Given problem
Extract the full set of records that follows, word for word.

Material for the task
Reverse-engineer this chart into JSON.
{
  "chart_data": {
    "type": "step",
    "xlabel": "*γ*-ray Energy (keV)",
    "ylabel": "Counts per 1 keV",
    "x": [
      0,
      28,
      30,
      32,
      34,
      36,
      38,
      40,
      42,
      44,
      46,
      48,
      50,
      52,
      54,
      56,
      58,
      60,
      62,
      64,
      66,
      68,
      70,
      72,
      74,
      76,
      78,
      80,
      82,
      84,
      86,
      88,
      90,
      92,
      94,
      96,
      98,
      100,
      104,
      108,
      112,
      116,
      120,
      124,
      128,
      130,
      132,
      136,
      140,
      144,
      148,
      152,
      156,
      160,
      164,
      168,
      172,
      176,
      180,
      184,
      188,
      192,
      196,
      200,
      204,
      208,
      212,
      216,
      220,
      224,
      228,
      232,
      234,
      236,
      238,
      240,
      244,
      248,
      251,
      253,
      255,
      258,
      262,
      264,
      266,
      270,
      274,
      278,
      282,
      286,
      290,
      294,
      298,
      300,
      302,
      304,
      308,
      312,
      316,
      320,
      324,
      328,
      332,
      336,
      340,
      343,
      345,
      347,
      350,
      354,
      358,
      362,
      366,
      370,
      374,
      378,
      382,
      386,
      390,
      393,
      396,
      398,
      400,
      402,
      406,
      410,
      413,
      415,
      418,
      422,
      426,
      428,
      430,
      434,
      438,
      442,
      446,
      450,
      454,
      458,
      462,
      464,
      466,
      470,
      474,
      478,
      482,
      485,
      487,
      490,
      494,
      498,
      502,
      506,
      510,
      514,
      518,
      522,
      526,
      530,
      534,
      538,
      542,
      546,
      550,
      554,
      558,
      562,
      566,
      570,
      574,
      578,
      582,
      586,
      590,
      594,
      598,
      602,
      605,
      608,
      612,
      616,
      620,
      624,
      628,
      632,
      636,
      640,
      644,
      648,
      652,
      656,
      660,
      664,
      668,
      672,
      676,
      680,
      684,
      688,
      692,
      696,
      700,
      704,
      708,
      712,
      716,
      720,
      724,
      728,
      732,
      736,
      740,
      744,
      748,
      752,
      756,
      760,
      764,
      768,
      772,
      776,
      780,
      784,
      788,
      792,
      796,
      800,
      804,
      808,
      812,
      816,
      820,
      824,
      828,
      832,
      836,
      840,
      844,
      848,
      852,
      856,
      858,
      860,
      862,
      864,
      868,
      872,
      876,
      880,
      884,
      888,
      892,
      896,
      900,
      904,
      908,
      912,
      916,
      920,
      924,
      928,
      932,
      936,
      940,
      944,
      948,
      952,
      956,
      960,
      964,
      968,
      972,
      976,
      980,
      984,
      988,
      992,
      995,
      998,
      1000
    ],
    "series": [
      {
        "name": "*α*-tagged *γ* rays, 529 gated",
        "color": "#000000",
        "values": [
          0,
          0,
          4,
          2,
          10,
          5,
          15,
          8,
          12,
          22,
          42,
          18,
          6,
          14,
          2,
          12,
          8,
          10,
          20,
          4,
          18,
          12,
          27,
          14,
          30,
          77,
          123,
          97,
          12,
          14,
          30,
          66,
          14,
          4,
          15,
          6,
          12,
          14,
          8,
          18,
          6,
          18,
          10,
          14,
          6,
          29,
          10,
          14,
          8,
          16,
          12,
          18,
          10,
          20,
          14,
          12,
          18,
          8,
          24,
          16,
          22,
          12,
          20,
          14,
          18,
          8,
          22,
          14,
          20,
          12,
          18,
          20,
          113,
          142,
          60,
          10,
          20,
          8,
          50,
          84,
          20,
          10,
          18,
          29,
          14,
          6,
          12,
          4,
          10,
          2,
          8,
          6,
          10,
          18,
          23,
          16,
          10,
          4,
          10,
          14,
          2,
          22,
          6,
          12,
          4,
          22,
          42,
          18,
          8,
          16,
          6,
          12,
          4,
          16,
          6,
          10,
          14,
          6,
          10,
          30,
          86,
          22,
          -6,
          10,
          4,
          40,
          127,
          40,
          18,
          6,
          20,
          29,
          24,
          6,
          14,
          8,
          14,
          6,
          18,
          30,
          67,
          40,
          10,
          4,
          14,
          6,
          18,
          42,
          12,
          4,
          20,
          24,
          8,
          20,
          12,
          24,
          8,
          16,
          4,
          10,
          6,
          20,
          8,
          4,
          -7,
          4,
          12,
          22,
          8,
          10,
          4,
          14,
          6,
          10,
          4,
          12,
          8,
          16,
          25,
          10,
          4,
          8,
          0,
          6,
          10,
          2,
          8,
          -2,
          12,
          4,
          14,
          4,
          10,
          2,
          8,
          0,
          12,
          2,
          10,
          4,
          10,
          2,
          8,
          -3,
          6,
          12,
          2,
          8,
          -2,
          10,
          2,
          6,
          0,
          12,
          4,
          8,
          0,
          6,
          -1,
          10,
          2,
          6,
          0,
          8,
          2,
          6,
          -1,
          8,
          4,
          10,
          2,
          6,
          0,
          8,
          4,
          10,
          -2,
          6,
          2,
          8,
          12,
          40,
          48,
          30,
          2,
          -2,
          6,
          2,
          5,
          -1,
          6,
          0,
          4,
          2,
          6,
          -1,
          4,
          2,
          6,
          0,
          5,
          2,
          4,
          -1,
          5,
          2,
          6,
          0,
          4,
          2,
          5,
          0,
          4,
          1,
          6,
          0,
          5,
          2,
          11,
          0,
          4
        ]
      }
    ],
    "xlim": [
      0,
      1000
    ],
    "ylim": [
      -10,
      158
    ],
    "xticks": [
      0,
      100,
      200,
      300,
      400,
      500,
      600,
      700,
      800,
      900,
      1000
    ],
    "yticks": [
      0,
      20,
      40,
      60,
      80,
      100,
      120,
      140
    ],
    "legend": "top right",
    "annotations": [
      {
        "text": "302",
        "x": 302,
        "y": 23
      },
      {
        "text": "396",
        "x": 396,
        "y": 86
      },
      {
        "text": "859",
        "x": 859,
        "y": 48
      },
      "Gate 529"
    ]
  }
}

Exercise answer
Reverse-engineer this chart into JSON.
{
  "chart_data": {
    "type": "step",
    "xlabel": "*γ*-ray Energy (keV)",
    "ylabel": "Counts per 1 keV",
    "x": [
      0,
      28,
      30,
      32,
      34,
      36,
      38,
      40,
      42,
      44,
      46,
      48,
      50,
      52,
      54,
      56,
      58,
      60,
      62,
      64,
      66,
      68,
      70,
      72,
      74,
      76,
      78,
      80,
      82,
      84,
      86,
      88,
      90,
      92,
      94,
      96,
      98,
      100,
      104,
      108,
      112,
      116,
      120,
      124,
      128,
      130,
      132,
      136,
      140,
      144,
      148,
      152,
      156,
      160,
      164,
      168,
      172,
      176,
      180,
      184,
      188,
      192,
      196,
      200,
      204,
      208,
      212,
      216,
      220,
      224,
      228,
      232,
      234,
      236,
      238,
      240,
      244,
      248,
      251,
      253,
      255,
      258,
      262,
      264,
      266,
      270,
      274,
      278,
      282,
      286,
      290,
      294,
      298,
      300,
      302,
      304,
      308,
      312,
      316,
      320,
      324,
      328,
      332,
      336,
      340,
      343,
      345,
      347,
      350,
      354,
      358,
      362,
      366,
      370,
      374,
      378,
      382,
      386,
      390,
      393,
      396,
      398,
      400,
      402,
      406,
      410,
      413,
      415,
      418,
      422,
      426,
      428,
      430,
      434,
      438,
      442,
      446,
      450,
      454,
      458,
      462,
      464,
      466,
      470,
      474,
      478,
      482,
      485,
      487,
      490,
      494,
      498,
      502,
      506,
      510,
      514,
      518,
      522,
      526,
      530,
      534,
      538,
      542,
      546,
      550,
      554,
      558,
      562,
      566,
      570,
      574,
      578,
      582,
      586,
      590,
      594,
      598,
      602,
      605,
      608,
      612,
      616,
      620,
      624,
      628,
      632,
      636,
      640,
      644,
      648,
      652,
      656,
      660,
      664,
      668,
      672,
      676,
      680,
      684,
      688,
      692,
      696,
      700,
      704,
      708,
      712,
      716,
      720,
      724,
      728,
      732,
      736,
      740,
      744,
      748,
      752,
      756,
      760,
      764,
      768,
      772,
      776,
      780,
      784,
      788,
      792,
      796,
      800,
      804,
      808,
      812,
      816,
      820,
      824,
      828,
      832,
      836,
      840,
      844,
      848,
      852,
      856,
      858,
      860,
      862,
      864,
      868,
      872,
      876,
      880,
      884,
      888,
      892,
      896,
      900,
      904,
      908,
      912,
      916,
      920,
      924,
      928,
      932,
      936,
      940,
      944,
      948,
      952,
      956,
      960,
      964,
      968,
      972,
      976,
      980,
      984,
      988,
      992,
      995,
      998,
      1000
    ],
    "series": [
      {
        "name": "*α*-tagged *γ* rays, 529 gated",
        "color": "#000000",
        "values": [
          0,
          0,
          4,
          2,
          10,
          5,
          15,
          8,
          12,
          22,
          42,
          18,
          6,
          14,
          2,
          12,
          8,
          10,
          20,
          4,
          18,
          12,
          27,
          14,
          30,
          77,
          123,
          97,
          12,
          14,
          30,
          66,
          14,
          4,
          15,
          6,
          12,
          14,
          8,
          18,
          6,
          18,
          10,
          14,
          6,
          29,
          10,
          14,
          8,
          16,
          12,
          18,
          10,
          20,
          14,
          12,
          18,
          8,
          24,
          16,
          22,
          12,
          20,
          14,
          18,
          8,
          22,
          14,
          20,
          12,
          18,
          20,
          113,
          142,
          60,
          10,
          20,
          8,
          50,
          84,
          20,
          10,
          18,
          29,
          14,
          6,
          12,
          4,
          10,
          2,
          8,
          6,
          10,
          18,
          23,
          16,
          10,
          4,
          10,
          14,
          2,
          22,
          6,
          12,
          4,
          22,
          42,
          18,
          8,
          16,
          6,
          12,
          4,
          16,
          6,
          10,
          14,
          6,
          10,
          30,
          86,
          22,
          -6,
          10,
          4,
          40,
          127,
          40,
          18,
          6,
          20,
          29,
          24,
          6,
          14,
          8,
          14,
          6,
          18,
          30,
          67,
          40,
          10,
          4,
          14,
          6,
          18,
          42,
          12,
          4,
          20,
          24,
          8,
          20,
          12,
          24,
          8,
          16,
          4,
          10,
          6,
          20,
          8,
          4,
          -7,
          4,
          12,
          22,
          8,
          10,
          4,
          14,
          6,
          10,
          4,
          12,
          8,
          16,
          25,
          10,
          4,
          8,
          0,
          6,
          10,
          2,
          8,
          -2,
          12,
          4,
          14,
          4,
          10,
          2,
          8,
          0,
          12,
          2,
          10,
          4,
          10,
          2,
          8,
          -3,
          6,
          12,
          2,
          8,
          -2,
          10,
          2,
          6,
          0,
          12,
          4,
          8,
          0,
          6,
          -1,
          10,
          2,
          6,
          0,
          8,
          2,
          6,
          -1,
          8,
          4,
          10,
          2,
          6,
          0,
          8,
          4,
          10,
          -2,
          6,
          2,
          8,
          12,
          40,
          48,
          30,
          2,
          -2,
          6,
          2,
          5,
          -1,
          6,
          0,
          4,
          2,
          6,
          -1,
          4,
          2,
          6,
          0,
          5,
          2,
          4,
          -1,
          5,
          2,
          6,
          0,
          4,
          2,
          5,
          0,
          4,
          1,
          6,
          0,
          5,
          2,
          11,
          0,
          4
        ]
      }
    ],
    "xlim": [
      0,
      1000
    ],
    "ylim": [
      -10,
      158
    ],
    "xticks": [
      0,
      100,
      200,
      300,
      400,
      500,
      600,
      700,
      800,
      900,
      1000
    ],
    "yticks": [
      0,
      20,
      40,
      60,
      80,
      100,
      120,
      140
    ],
    "legend": "top right",
    "annotations": [
      {
        "text": "302",
        "x": 302,
        "y": 23
      },
      {
        "text": "396",
        "x": 396,
        "y": 86
      },
      {
        "text": "859",
        "x": 859,
        "y": 48
      },
      "Gate 529"
    ]
  }
}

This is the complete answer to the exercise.